= PROVIDED MATERIAL =
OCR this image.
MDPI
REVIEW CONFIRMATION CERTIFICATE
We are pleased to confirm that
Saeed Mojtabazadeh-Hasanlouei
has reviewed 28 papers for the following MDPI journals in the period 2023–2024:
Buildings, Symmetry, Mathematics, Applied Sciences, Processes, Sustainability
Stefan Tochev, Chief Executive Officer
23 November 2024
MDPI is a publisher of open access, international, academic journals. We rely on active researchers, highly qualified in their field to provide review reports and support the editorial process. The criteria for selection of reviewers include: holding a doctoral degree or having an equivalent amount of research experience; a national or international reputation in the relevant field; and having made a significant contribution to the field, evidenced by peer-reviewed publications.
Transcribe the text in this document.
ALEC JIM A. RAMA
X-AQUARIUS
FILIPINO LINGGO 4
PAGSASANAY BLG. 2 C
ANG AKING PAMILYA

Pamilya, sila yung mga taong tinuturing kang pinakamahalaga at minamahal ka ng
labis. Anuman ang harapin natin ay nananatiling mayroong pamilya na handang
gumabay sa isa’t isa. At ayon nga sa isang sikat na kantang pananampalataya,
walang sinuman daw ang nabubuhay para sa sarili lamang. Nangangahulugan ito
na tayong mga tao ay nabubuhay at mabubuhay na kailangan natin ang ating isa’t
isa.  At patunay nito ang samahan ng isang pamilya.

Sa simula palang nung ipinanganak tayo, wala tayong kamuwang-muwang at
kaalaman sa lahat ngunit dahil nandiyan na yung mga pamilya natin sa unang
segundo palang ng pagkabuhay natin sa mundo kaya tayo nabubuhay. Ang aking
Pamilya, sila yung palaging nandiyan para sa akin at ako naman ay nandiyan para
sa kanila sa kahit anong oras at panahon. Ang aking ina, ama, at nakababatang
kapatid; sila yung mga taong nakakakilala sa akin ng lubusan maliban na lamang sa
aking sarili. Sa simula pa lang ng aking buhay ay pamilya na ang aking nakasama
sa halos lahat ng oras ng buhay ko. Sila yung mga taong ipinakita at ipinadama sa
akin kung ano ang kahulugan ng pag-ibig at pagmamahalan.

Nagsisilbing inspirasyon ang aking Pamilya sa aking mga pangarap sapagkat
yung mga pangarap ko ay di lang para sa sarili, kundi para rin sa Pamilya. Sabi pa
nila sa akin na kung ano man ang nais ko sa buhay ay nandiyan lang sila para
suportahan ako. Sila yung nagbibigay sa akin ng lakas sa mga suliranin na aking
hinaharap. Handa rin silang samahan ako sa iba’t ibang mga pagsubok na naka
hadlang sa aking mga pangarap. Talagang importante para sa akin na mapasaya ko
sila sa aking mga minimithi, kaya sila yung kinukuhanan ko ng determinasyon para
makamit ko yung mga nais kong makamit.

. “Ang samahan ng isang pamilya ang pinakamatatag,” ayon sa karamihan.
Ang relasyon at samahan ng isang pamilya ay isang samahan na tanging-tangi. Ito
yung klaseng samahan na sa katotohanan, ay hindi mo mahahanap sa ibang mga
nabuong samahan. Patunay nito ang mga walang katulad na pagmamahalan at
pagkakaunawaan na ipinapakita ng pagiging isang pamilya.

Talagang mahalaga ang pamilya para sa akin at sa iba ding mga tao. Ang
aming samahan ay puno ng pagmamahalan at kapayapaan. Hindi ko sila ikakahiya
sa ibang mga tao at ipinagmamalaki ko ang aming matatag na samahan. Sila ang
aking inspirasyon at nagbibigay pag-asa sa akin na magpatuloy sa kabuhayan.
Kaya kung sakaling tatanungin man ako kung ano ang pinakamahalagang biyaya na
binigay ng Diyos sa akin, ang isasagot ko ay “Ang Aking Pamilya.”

= WRITTEN PROBLEM =
Filter the data for the string "isang" and copy every line that has it.

= RESULT =
gumabay sa isa’t isa. At ayon nga sa isang sikat na kantang pananampalataya,
isa.  At patunay nito ang samahan ng isang pamilya.
. “Ang samahan ng isang pamilya ang pinakamatatag,” ayon sa karamihan.
Ang relasyon at samahan ng isang pamilya ay isang samahan na tanging-tangi. Ito
pagkakaunawaan na ipinapakita ng pagiging isang pamilya.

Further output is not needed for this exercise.